SET PROBLEM: Pull every line containing "killed" out of the material below.

SUPPLIED DATA:

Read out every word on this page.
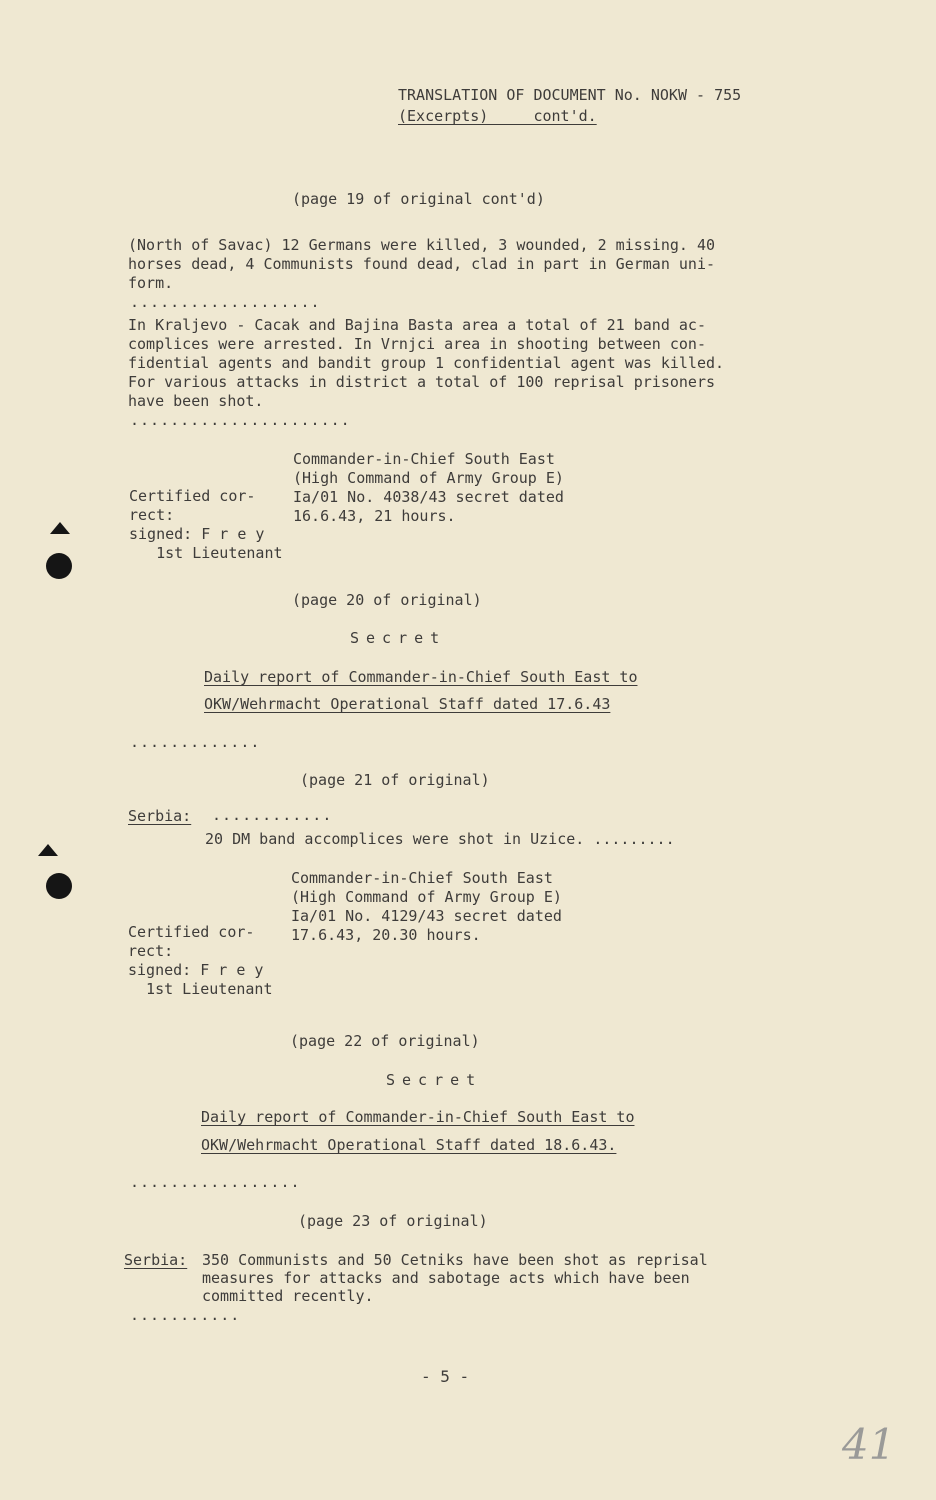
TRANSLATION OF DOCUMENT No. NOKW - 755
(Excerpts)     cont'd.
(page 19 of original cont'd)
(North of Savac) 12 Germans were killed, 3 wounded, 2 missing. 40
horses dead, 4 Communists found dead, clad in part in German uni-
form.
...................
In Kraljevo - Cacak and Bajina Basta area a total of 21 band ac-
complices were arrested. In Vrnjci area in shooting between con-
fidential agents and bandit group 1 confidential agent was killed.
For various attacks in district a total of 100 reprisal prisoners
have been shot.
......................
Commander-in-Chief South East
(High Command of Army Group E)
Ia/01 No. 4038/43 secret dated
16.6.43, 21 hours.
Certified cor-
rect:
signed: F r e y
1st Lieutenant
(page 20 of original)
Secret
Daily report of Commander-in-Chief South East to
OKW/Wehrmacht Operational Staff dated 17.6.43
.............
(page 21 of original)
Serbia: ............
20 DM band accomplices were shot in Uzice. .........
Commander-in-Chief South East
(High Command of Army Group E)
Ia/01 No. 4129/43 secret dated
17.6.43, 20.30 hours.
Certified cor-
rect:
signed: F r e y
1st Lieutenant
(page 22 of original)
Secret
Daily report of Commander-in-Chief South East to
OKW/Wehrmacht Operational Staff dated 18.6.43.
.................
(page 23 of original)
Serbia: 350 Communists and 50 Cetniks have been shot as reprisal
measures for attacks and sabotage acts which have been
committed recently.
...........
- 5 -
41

REPLY TO THE TASK:
(North of Savac) 12 Germans were killed, 3 wounded, 2 missing. 40
fidential agents and bandit group 1 confidential agent was killed.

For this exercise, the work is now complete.